Listing ▸

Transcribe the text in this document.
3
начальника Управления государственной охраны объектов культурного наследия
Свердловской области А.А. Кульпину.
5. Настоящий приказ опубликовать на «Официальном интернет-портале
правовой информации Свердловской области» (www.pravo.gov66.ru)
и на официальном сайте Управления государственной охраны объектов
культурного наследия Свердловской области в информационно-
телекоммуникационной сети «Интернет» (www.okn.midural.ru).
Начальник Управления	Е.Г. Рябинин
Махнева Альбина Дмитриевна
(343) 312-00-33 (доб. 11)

Objective ▸
Reproduce every line of the data verbatim.

Exercise solution ▸
Transcribe the text in this document.
3
начальника Управления государственной охраны объектов культурного наследия
Свердловской области А.А. Кульпину.
5. Настоящий приказ опубликовать на «Официальном интернет-портале
правовой информации Свердловской области» (www.pravo.gov66.ru)
и на официальном сайте Управления государственной охраны объектов
культурного наследия Свердловской области в информационно-
телекоммуникационной сети «Интернет» (www.okn.midural.ru).
Начальник Управления	Е.Г. Рябинин
Махнева Альбина Дмитриевна
(343) 312-00-33 (доб. 11)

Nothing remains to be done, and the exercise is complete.